[What to do] Using the listing below, copy every line that mentions "document".

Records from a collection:

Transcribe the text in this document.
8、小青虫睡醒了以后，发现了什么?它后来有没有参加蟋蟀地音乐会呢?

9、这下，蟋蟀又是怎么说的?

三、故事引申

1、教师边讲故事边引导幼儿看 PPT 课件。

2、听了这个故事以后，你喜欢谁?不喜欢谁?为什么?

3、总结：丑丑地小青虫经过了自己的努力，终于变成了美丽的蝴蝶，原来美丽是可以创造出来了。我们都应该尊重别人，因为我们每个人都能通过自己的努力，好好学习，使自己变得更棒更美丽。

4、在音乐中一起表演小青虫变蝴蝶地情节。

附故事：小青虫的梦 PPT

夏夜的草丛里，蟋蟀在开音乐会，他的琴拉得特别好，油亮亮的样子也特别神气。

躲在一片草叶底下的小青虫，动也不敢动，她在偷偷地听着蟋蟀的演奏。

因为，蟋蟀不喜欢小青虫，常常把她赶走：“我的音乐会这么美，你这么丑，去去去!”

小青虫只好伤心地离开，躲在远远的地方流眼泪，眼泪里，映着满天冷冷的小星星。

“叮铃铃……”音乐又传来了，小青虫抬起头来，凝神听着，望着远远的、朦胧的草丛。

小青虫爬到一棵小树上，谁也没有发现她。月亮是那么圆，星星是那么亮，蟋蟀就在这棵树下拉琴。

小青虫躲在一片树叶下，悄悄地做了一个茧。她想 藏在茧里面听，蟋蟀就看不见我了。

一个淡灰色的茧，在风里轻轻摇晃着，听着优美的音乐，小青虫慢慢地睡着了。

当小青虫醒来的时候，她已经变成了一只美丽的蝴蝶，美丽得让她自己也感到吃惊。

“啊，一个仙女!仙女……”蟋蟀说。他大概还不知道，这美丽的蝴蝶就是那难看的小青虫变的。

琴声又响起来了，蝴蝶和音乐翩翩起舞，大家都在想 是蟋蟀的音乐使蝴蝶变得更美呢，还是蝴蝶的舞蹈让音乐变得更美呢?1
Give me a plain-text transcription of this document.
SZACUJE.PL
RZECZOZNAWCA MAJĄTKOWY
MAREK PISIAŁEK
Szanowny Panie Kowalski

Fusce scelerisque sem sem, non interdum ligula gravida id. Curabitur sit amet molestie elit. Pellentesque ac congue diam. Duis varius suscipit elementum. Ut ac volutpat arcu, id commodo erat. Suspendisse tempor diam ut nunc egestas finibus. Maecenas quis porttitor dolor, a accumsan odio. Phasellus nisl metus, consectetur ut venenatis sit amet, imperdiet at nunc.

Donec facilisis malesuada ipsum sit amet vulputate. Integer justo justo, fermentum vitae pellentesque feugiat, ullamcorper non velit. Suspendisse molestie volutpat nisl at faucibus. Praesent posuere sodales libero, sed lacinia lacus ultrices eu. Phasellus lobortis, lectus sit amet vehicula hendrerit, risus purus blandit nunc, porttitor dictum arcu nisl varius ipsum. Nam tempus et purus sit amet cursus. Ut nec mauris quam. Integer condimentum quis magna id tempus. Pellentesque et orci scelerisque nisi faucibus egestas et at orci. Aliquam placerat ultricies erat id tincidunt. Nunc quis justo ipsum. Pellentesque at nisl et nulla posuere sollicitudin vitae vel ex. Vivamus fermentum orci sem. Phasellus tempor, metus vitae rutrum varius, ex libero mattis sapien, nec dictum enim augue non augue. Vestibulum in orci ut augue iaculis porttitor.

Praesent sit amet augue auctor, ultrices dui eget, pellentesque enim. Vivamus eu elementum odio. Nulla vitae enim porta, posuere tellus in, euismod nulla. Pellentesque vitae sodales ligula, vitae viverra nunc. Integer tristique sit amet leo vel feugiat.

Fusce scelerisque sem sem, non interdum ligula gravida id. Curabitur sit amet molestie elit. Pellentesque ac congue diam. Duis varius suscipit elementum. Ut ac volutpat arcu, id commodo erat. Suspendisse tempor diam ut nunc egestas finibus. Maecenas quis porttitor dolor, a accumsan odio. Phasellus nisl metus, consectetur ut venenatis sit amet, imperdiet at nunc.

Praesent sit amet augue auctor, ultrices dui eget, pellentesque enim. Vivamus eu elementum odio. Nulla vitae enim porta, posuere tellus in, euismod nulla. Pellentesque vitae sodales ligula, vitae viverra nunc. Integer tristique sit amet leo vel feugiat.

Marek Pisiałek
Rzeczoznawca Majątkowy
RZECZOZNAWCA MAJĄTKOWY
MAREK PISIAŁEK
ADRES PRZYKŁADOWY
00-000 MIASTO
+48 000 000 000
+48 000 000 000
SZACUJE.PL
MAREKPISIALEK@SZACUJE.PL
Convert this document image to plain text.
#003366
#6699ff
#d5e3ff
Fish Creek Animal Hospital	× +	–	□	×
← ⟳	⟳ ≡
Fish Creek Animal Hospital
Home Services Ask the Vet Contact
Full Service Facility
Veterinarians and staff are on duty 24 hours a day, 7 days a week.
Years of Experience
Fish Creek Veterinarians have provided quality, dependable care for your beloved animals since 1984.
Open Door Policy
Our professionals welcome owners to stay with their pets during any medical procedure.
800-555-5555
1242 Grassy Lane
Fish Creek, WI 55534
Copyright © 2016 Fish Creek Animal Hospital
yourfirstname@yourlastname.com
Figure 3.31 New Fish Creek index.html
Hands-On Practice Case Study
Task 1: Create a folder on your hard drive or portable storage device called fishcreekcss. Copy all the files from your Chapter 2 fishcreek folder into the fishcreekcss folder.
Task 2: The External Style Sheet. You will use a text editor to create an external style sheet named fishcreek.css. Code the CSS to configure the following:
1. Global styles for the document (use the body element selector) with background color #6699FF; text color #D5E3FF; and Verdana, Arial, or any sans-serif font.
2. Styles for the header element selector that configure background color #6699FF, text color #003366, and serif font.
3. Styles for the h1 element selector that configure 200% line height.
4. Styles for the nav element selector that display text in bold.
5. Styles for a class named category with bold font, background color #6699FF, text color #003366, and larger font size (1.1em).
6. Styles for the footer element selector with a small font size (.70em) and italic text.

[Result of the task]
Transcribe the text in this document.
Give me a plain-text transcription of this document.
Convert this document image to plain text.
1. Global styles for the document (use the body element selector) with background color #6699FF; text color #D5E3FF; and Verdana, Arial, or any sans-serif font.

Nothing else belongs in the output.